Give the records back in full, exactly as they read.

## Stored data
___

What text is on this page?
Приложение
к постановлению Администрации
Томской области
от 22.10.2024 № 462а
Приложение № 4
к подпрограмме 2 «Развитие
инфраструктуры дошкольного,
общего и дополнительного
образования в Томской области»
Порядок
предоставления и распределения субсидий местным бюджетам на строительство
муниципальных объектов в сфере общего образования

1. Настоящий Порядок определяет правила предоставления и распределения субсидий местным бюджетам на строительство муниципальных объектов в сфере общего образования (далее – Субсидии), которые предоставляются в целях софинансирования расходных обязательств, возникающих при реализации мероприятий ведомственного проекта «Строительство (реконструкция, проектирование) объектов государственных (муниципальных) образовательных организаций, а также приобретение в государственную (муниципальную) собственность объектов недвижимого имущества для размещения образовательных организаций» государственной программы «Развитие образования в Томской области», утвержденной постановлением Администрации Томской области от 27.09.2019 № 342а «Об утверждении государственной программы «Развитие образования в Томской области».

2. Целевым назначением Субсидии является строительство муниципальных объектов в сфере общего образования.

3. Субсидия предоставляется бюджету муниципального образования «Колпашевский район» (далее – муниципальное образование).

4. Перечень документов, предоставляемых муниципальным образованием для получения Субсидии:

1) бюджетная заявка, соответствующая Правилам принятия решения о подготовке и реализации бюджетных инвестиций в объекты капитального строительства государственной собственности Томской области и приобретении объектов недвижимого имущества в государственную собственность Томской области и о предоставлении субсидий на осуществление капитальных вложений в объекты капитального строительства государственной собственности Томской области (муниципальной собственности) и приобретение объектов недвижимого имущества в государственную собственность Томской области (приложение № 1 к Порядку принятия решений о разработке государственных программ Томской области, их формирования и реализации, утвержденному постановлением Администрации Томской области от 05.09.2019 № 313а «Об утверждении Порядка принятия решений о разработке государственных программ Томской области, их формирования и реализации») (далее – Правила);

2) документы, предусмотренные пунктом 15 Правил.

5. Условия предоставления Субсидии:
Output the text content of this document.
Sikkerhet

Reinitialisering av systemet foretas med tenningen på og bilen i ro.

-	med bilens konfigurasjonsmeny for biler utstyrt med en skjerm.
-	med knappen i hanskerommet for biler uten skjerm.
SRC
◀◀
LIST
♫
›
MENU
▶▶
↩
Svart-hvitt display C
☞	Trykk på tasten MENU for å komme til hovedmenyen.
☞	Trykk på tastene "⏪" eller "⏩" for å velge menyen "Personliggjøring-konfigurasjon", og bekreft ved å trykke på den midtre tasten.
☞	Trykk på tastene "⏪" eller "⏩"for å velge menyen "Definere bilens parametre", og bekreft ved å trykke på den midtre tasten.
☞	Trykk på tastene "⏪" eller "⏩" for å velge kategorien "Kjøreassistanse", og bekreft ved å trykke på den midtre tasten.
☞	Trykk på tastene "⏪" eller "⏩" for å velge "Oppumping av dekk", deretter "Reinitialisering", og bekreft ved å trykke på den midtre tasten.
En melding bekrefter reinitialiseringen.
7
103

___

## Exercise result
What text is on this page?
Приложение
к постановлению Администрации
Томской области
от 22.10.2024 № 462а
Приложение № 4
к подпрограмме 2 «Развитие
инфраструктуры дошкольного,
общего и дополнительного
образования в Томской области»
Порядок
предоставления и распределения субсидий местным бюджетам на строительство
муниципальных объектов в сфере общего образования

1. Настоящий Порядок определяет правила предоставления и распределения субсидий местным бюджетам на строительство муниципальных объектов в сфере общего образования (далее – Субсидии), которые предоставляются в целях софинансирования расходных обязательств, возникающих при реализации мероприятий ведомственного проекта «Строительство (реконструкция, проектирование) объектов государственных (муниципальных) образовательных организаций, а также приобретение в государственную (муниципальную) собственность объектов недвижимого имущества для размещения образовательных организаций» государственной программы «Развитие образования в Томской области», утвержденной постановлением Администрации Томской области от 27.09.2019 № 342а «Об утверждении государственной программы «Развитие образования в Томской области».

2. Целевым назначением Субсидии является строительство муниципальных объектов в сфере общего образования.

3. Субсидия предоставляется бюджету муниципального образования «Колпашевский район» (далее – муниципальное образование).

4. Перечень документов, предоставляемых муниципальным образованием для получения Субсидии:

1) бюджетная заявка, соответствующая Правилам принятия решения о подготовке и реализации бюджетных инвестиций в объекты капитального строительства государственной собственности Томской области и приобретении объектов недвижимого имущества в государственную собственность Томской области и о предоставлении субсидий на осуществление капитальных вложений в объекты капитального строительства государственной собственности Томской области (муниципальной собственности) и приобретение объектов недвижимого имущества в государственную собственность Томской области (приложение № 1 к Порядку принятия решений о разработке государственных программ Томской области, их формирования и реализации, утвержденному постановлением Администрации Томской области от 05.09.2019 № 313а «Об утверждении Порядка принятия решений о разработке государственных программ Томской области, их формирования и реализации») (далее – Правила);

2) документы, предусмотренные пунктом 15 Правил.

5. Условия предоставления Субсидии:
Output the text content of this document.
Sikkerhet

Reinitialisering av systemet foretas med tenningen på og bilen i ro.

-	med bilens konfigurasjonsmeny for biler utstyrt med en skjerm.
-	med knappen i hanskerommet for biler uten skjerm.
SRC
◀◀
LIST
♫
›
MENU
▶▶
↩
Svart-hvitt display C
☞	Trykk på tasten MENU for å komme til hovedmenyen.
☞	Trykk på tastene "⏪" eller "⏩" for å velge menyen "Personliggjøring-konfigurasjon", og bekreft ved å trykke på den midtre tasten.
☞	Trykk på tastene "⏪" eller "⏩"for å velge menyen "Definere bilens parametre", og bekreft ved å trykke på den midtre tasten.
☞	Trykk på tastene "⏪" eller "⏩" for å velge kategorien "Kjøreassistanse", og bekreft ved å trykke på den midtre tasten.
☞	Trykk på tastene "⏪" eller "⏩" for å velge "Oppumping av dekk", deretter "Reinitialisering", og bekreft ved å trykke på den midtre tasten.
En melding bekrefter reinitialiseringen.
7
103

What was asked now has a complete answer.